Data shown:
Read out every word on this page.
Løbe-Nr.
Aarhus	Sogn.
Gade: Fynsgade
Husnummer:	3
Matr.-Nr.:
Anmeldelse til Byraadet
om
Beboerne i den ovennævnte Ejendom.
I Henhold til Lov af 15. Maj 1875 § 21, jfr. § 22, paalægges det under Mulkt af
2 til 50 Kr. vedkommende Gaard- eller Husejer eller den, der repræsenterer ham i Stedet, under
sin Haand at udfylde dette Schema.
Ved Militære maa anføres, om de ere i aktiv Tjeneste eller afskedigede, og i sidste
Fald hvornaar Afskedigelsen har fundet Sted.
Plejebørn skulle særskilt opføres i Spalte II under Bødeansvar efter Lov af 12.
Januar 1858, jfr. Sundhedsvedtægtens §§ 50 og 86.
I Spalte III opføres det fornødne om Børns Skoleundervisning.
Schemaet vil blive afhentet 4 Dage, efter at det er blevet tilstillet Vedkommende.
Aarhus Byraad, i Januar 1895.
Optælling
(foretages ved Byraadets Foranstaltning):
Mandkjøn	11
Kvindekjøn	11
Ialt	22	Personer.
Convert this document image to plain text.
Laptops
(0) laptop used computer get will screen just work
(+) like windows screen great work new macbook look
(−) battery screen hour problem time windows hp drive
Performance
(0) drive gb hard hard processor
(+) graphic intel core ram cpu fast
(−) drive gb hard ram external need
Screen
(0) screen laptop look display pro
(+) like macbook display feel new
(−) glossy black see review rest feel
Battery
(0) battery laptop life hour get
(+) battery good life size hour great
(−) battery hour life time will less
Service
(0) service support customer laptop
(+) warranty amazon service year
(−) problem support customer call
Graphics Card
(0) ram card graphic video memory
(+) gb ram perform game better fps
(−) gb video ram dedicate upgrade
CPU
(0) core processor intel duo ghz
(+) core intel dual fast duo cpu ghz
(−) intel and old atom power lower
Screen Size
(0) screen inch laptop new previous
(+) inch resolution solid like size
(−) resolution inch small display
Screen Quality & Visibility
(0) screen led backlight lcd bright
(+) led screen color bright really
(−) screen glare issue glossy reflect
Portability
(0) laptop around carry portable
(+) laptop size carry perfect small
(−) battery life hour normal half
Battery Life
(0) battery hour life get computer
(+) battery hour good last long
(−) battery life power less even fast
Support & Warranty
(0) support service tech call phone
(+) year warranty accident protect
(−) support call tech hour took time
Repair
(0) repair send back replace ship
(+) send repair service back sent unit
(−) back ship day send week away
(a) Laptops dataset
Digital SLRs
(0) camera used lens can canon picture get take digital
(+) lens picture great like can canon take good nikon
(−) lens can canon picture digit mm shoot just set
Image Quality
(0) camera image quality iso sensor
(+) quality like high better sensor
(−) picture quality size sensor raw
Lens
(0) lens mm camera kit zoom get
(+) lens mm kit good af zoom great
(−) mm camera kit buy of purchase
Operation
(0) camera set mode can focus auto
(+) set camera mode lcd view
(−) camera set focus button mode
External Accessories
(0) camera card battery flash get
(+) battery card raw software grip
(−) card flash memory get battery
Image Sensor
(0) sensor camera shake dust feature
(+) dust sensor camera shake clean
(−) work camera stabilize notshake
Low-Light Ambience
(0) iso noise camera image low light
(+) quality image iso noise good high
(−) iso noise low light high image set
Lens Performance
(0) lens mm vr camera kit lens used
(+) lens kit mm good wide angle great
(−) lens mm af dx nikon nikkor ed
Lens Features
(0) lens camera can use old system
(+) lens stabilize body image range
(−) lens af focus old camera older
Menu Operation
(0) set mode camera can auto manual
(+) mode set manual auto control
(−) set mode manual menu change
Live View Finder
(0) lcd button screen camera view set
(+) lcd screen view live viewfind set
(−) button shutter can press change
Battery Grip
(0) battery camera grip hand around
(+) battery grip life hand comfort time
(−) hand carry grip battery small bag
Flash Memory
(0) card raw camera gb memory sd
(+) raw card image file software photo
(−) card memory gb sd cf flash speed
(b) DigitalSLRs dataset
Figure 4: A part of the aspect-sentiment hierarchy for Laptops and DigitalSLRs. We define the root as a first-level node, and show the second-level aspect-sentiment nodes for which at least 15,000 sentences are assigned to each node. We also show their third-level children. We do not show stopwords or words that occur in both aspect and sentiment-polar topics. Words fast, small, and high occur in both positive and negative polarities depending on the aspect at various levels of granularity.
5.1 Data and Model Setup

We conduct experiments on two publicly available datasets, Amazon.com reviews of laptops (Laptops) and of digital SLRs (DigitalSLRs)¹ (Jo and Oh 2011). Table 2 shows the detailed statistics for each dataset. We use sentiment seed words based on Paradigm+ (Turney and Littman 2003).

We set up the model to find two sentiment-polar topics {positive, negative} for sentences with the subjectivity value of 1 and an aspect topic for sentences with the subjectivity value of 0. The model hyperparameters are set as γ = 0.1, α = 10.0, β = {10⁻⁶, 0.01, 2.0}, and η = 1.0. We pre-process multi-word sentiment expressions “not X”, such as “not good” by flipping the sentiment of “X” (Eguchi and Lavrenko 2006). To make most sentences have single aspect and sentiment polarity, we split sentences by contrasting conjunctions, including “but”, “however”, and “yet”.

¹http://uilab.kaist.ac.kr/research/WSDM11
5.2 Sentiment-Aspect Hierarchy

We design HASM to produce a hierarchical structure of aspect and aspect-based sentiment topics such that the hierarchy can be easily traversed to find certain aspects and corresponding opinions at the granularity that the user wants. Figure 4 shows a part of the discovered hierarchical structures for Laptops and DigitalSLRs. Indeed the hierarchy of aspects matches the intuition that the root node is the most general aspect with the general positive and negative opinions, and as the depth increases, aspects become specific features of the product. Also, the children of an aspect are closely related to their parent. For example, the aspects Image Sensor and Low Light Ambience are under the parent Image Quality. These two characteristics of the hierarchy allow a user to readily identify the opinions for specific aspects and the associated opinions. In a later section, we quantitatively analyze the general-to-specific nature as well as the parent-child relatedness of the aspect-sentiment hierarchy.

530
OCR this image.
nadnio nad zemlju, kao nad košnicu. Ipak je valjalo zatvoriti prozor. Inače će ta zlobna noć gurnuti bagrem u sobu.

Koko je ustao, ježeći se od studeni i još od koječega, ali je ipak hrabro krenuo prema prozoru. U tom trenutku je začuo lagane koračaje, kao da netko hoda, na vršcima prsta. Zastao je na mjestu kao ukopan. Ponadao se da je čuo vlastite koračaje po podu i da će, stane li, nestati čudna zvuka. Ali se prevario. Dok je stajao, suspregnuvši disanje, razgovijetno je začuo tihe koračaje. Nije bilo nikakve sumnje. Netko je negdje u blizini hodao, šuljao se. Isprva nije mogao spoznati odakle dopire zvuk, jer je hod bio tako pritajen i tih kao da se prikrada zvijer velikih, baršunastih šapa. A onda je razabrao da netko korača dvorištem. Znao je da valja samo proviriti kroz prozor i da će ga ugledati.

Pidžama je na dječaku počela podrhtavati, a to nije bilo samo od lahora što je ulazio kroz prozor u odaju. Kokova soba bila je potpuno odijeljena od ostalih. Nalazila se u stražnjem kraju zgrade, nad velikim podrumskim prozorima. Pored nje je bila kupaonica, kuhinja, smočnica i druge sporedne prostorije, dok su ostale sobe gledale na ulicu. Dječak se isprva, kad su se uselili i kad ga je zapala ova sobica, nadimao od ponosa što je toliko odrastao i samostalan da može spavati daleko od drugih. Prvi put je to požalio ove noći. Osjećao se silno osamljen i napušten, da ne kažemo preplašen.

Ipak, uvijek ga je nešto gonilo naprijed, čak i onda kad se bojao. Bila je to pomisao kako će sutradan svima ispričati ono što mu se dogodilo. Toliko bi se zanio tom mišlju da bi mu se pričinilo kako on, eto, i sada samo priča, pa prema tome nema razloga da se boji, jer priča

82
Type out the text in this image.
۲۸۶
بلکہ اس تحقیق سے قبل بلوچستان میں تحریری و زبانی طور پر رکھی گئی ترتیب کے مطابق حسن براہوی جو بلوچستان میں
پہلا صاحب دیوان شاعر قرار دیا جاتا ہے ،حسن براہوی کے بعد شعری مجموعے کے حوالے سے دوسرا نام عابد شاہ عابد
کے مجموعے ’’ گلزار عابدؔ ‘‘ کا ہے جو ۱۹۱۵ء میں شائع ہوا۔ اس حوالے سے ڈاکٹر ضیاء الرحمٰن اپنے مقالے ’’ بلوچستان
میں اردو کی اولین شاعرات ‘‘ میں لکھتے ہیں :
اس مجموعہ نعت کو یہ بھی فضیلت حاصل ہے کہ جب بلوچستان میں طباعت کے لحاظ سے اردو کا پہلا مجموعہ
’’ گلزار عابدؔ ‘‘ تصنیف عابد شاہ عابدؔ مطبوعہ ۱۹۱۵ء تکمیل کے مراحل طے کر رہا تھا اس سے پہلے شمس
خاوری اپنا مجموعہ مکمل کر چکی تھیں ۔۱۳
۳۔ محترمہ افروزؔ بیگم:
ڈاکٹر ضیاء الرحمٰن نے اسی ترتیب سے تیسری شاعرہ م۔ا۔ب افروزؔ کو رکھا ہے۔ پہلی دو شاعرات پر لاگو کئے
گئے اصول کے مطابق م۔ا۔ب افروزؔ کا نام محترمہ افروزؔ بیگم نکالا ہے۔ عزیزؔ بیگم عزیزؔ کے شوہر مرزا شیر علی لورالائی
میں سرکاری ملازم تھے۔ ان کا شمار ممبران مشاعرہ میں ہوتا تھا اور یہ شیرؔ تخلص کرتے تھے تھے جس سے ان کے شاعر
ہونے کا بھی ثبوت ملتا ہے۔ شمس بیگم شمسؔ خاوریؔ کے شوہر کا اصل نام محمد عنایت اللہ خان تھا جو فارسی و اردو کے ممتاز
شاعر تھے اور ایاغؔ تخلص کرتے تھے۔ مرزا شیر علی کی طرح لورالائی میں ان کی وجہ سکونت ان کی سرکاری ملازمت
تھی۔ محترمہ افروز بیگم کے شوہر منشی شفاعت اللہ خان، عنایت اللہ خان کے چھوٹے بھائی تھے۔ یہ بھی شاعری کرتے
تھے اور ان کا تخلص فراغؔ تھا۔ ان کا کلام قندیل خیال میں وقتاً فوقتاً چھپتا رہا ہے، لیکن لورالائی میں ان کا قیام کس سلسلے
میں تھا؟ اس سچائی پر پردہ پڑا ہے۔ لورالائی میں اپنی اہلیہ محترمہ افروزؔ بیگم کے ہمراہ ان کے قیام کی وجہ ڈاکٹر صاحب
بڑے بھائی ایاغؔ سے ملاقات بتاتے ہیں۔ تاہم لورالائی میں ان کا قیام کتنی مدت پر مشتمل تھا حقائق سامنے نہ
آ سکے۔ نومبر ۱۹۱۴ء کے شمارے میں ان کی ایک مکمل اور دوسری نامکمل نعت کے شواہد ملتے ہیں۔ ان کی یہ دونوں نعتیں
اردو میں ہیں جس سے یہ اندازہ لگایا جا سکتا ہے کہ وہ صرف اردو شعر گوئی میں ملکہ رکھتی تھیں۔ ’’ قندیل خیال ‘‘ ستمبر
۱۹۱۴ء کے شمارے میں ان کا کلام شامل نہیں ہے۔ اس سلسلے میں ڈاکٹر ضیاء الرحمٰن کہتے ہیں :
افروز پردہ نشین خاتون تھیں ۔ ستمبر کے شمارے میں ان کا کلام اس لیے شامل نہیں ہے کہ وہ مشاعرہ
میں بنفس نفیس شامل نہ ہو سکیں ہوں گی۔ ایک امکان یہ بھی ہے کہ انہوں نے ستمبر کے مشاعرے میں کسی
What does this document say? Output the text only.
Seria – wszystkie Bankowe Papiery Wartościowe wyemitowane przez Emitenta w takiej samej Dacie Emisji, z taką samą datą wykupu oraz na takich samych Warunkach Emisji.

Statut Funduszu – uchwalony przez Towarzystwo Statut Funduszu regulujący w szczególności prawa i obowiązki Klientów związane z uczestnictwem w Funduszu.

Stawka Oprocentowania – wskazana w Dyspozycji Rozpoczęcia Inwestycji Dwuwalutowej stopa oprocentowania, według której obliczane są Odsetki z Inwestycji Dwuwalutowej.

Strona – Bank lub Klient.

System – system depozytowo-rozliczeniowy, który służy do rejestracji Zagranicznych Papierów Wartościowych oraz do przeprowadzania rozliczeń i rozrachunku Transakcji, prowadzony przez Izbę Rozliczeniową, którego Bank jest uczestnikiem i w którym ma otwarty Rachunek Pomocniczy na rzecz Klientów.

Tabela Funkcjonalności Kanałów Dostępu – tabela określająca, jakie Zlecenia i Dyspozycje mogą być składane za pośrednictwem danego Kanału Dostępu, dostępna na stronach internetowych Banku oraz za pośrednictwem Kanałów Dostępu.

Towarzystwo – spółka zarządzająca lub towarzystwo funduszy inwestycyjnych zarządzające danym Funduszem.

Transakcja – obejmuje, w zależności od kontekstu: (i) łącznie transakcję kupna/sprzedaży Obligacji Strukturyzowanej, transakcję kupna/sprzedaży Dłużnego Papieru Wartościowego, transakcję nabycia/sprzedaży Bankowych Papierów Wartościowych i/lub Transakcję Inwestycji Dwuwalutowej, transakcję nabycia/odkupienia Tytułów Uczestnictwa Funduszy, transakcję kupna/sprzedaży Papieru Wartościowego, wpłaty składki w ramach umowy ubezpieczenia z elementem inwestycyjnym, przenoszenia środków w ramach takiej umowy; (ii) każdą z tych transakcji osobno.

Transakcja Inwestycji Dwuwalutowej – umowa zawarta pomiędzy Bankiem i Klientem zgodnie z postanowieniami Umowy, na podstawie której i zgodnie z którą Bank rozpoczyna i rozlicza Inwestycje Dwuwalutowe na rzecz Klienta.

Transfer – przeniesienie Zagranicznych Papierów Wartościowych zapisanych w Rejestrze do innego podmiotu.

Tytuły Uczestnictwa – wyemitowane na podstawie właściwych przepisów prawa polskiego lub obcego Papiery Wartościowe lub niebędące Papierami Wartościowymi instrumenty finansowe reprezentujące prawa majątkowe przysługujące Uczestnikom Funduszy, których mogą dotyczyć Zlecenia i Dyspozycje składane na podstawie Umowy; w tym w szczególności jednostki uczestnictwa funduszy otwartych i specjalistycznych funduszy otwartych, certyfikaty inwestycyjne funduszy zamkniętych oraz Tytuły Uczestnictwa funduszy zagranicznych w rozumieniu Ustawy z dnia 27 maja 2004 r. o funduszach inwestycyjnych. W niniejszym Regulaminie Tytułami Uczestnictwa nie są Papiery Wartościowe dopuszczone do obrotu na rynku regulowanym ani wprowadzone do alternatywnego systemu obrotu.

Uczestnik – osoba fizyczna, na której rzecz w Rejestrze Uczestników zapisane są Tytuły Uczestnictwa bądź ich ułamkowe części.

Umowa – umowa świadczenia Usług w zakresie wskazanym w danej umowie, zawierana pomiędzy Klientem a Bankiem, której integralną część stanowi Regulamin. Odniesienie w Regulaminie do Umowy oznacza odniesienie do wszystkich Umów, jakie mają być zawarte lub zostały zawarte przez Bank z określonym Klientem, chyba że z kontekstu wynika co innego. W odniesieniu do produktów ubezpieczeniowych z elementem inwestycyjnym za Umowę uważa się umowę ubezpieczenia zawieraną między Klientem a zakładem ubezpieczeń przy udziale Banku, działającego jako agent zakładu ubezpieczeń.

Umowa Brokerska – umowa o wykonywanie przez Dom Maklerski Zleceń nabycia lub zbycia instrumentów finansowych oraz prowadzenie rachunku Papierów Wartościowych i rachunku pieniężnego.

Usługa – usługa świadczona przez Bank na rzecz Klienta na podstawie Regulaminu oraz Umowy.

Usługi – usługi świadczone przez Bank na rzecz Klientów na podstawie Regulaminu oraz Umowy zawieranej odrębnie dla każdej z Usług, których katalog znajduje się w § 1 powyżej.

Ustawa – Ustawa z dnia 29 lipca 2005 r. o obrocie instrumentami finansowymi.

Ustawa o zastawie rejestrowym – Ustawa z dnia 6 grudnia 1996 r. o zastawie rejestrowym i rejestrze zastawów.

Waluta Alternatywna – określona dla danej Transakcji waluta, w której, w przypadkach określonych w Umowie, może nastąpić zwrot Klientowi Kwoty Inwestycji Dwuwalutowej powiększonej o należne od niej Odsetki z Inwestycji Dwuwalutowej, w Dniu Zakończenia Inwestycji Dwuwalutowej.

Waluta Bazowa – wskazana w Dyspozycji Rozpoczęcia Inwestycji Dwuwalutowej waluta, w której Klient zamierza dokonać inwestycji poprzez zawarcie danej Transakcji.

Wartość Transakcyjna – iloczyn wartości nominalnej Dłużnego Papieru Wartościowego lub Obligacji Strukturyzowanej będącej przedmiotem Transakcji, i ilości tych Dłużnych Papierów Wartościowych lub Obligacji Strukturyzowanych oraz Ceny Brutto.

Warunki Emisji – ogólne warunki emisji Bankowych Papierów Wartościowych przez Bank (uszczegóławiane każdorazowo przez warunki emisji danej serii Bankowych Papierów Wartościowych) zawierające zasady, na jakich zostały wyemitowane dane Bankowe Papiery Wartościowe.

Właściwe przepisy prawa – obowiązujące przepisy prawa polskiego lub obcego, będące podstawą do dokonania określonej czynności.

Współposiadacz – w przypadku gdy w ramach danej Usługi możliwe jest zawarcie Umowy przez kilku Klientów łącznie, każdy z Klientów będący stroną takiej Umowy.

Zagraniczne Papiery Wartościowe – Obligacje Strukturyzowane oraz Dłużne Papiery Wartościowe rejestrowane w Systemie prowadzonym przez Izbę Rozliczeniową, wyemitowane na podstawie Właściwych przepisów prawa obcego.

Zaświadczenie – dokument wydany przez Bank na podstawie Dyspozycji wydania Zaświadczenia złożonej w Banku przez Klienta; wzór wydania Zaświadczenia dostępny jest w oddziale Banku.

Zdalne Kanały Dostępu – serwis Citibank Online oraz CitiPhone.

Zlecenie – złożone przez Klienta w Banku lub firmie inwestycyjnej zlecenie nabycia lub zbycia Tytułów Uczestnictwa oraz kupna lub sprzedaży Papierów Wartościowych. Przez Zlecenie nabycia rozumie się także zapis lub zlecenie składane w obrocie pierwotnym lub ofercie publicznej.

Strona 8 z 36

What is being asked:
Copy out each line of the entries that holds "zbycia".

Output of the exercise:
Umowa Brokerska – umowa o wykonywanie przez Dom Maklerski Zleceń nabycia lub zbycia instrumentów finansowych oraz prowadzenie rachunku Papierów Wartościowych i rachunku pieniężnego.
Zlecenie – złożone przez Klienta w Banku lub firmie inwestycyjnej zlecenie nabycia lub zbycia Tytułów Uczestnictwa oraz kupna lub sprzedaży Papierów Wartościowych. Przez Zlecenie nabycia rozumie się także zapis lub zlecenie składane w obrocie pierwotnym lub ofercie publicznej.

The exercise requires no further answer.